[Begin]

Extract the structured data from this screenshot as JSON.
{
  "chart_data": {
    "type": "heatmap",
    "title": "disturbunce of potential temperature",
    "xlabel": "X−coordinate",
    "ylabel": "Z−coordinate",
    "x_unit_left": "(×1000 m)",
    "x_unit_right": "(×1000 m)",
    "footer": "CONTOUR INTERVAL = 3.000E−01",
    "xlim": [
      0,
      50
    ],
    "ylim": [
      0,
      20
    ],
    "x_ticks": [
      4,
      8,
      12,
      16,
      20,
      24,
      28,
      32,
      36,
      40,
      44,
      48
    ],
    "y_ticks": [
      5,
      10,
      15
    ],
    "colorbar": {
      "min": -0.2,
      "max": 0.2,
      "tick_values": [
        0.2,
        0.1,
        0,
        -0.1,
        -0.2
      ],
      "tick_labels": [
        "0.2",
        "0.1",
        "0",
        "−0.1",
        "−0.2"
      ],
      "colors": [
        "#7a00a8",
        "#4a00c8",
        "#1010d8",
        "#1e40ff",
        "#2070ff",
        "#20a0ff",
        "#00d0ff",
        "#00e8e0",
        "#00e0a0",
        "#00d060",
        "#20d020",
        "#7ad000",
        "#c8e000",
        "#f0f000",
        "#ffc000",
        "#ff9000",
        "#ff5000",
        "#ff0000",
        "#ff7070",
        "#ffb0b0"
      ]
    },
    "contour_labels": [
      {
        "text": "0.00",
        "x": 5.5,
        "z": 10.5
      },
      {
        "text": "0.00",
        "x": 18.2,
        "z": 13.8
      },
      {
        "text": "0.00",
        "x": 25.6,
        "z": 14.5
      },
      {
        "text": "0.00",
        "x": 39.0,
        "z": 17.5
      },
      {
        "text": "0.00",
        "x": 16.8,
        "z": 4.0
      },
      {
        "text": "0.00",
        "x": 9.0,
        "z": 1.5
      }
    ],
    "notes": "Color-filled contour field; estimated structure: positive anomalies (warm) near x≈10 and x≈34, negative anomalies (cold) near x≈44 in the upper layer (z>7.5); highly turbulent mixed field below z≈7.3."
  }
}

[End]

Type out all of the material again, word for word.

Extract the structured data from this screenshot as JSON.
{
  "chart_data": {
    "type": "heatmap",
    "title": "disturbunce of potential temperature",
    "xlabel": "X−coordinate",
    "ylabel": "Z−coordinate",
    "x_unit_left": "(×1000 m)",
    "x_unit_right": "(×1000 m)",
    "footer": "CONTOUR INTERVAL = 3.000E−01",
    "xlim": [
      0,
      50
    ],
    "ylim": [
      0,
      20
    ],
    "x_ticks": [
      4,
      8,
      12,
      16,
      20,
      24,
      28,
      32,
      36,
      40,
      44,
      48
    ],
    "y_ticks": [
      5,
      10,
      15
    ],
    "colorbar": {
      "min": -0.2,
      "max": 0.2,
      "tick_values": [
        0.2,
        0.1,
        0,
        -0.1,
        -0.2
      ],
      "tick_labels": [
        "0.2",
        "0.1",
        "0",
        "−0.1",
        "−0.2"
      ],
      "colors": [
        "#7a00a8",
        "#4a00c8",
        "#1010d8",
        "#1e40ff",
        "#2070ff",
        "#20a0ff",
        "#00d0ff",
        "#00e8e0",
        "#00e0a0",
        "#00d060",
        "#20d020",
        "#7ad000",
        "#c8e000",
        "#f0f000",
        "#ffc000",
        "#ff9000",
        "#ff5000",
        "#ff0000",
        "#ff7070",
        "#ffb0b0"
      ]
    },
    "contour_labels": [
      {
        "text": "0.00",
        "x": 5.5,
        "z": 10.5
      },
      {
        "text": "0.00",
        "x": 18.2,
        "z": 13.8
      },
      {
        "text": "0.00",
        "x": 25.6,
        "z": 14.5
      },
      {
        "text": "0.00",
        "x": 39.0,
        "z": 17.5
      },
      {
        "text": "0.00",
        "x": 16.8,
        "z": 4.0
      },
      {
        "text": "0.00",
        "x": 9.0,
        "z": 1.5
      }
    ],
    "notes": "Color-filled contour field; estimated structure: positive anomalies (warm) near x≈10 and x≈34, negative anomalies (cold) near x≈44 in the upper layer (z>7.5); highly turbulent mixed field below z≈7.3."
  }
}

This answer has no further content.